• [To be done]:
Restate all the material verbatim, except for the pictures.

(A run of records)
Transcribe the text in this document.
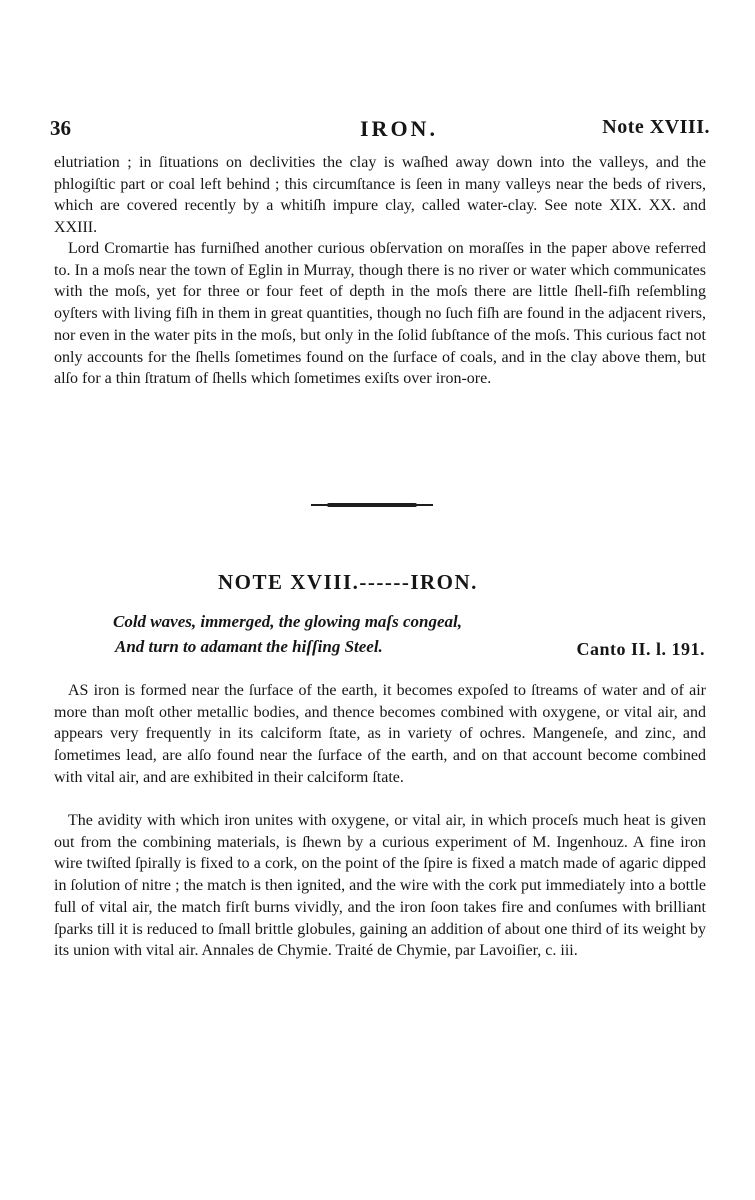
36	IRON.	Note XVIII.

elutriation ; in ſituations on declivities the clay is waſhed away down into the valleys, and the phlogiſtic part or coal left behind ; this circumſtance is ſeen in many valleys near the beds of rivers, which are covered recently by a whitiſh impure clay, called water-clay. See note XIX. XX. and XXIII.

Lord Cromartie has furniſhed another curious obſervation on moraſſes in the paper above referred to. In a moſs near the town of Eglin in Murray, though there is no river or water which communicates with the moſs, yet for three or four feet of depth in the moſs there are little ſhell-fiſh reſembling oyſters with living fiſh in them in great quantities, though no ſuch fiſh are found in the adjacent rivers, nor even in the water pits in the moſs, but only in the ſolid ſubſtance of the moſs. This curious fact not only accounts for the ſhells ſometimes found on the ſurface of coals, and in the clay above them, but alſo for a thin ſtratum of ſhells which ſometimes exiſts over iron-ore.

NOTE XVIII.------IRON.
Cold waves, immerged, the glowing maſs congeal,
And turn to adamant the hiſſing Steel.	Canto II. l. 191.

AS iron is formed near the ſurface of the earth, it becomes expoſed to ſtreams of water and of air more than moſt other metallic bodies, and thence becomes combined with oxygene, or vital air, and appears very frequently in its calciform ſtate, as in variety of ochres. Mangeneſe, and zinc, and ſometimes lead, are alſo found near the ſurface of the earth, and on that account become combined with vital air, and are exhibited in their calciform ſtate.

The avidity with which iron unites with oxygene, or vital air, in which proceſs much heat is given out from the combining materials, is ſhewn by a curious experiment of M. Ingenhouz. A fine iron wire twiſted ſpirally is fixed to a cork, on the point of the ſpire is fixed a match made of agaric dipped in ſolution of nitre ; the match is then ignited, and the wire with the cork put immediately into a bottle full of vital air, the match firſt burns vividly, and the iron ſoon takes fire and conſumes with brilliant ſparks till it is reduced to ſmall brittle globules, gaining an addition of about one third of its weight by its union with vital air. Annales de Chymie. Traité de Chymie, par Lavoiſier, c. iii.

• [Answer to this task]:
Transcribe the text in this document.
36	IRON.	Note XVIII.

elutriation ; in ſituations on declivities the clay is waſhed away down into the valleys, and the phlogiſtic part or coal left behind ; this circumſtance is ſeen in many valleys near the beds of rivers, which are covered recently by a whitiſh impure clay, called water-clay. See note XIX. XX. and XXIII.

Lord Cromartie has furniſhed another curious obſervation on moraſſes in the paper above referred to. In a moſs near the town of Eglin in Murray, though there is no river or water which communicates with the moſs, yet for three or four feet of depth in the moſs there are little ſhell-fiſh reſembling oyſters with living fiſh in them in great quantities, though no ſuch fiſh are found in the adjacent rivers, nor even in the water pits in the moſs, but only in the ſolid ſubſtance of the moſs. This curious fact not only accounts for the ſhells ſometimes found on the ſurface of coals, and in the clay above them, but alſo for a thin ſtratum of ſhells which ſometimes exiſts over iron-ore.

NOTE XVIII.------IRON.
Cold waves, immerged, the glowing maſs congeal,
And turn to adamant the hiſſing Steel.	Canto II. l. 191.

AS iron is formed near the ſurface of the earth, it becomes expoſed to ſtreams of water and of air more than moſt other metallic bodies, and thence becomes combined with oxygene, or vital air, and appears very frequently in its calciform ſtate, as in variety of ochres. Mangeneſe, and zinc, and ſometimes lead, are alſo found near the ſurface of the earth, and on that account become combined with vital air, and are exhibited in their calciform ſtate.

The avidity with which iron unites with oxygene, or vital air, in which proceſs much heat is given out from the combining materials, is ſhewn by a curious experiment of M. Ingenhouz. A fine iron wire twiſted ſpirally is fixed to a cork, on the point of the ſpire is fixed a match made of agaric dipped in ſolution of nitre ; the match is then ignited, and the wire with the cork put immediately into a bottle full of vital air, the match firſt burns vividly, and the iron ſoon takes fire and conſumes with brilliant ſparks till it is reduced to ſmall brittle globules, gaining an addition of about one third of its weight by its union with vital air. Annales de Chymie. Traité de Chymie, par Lavoiſier, c. iii.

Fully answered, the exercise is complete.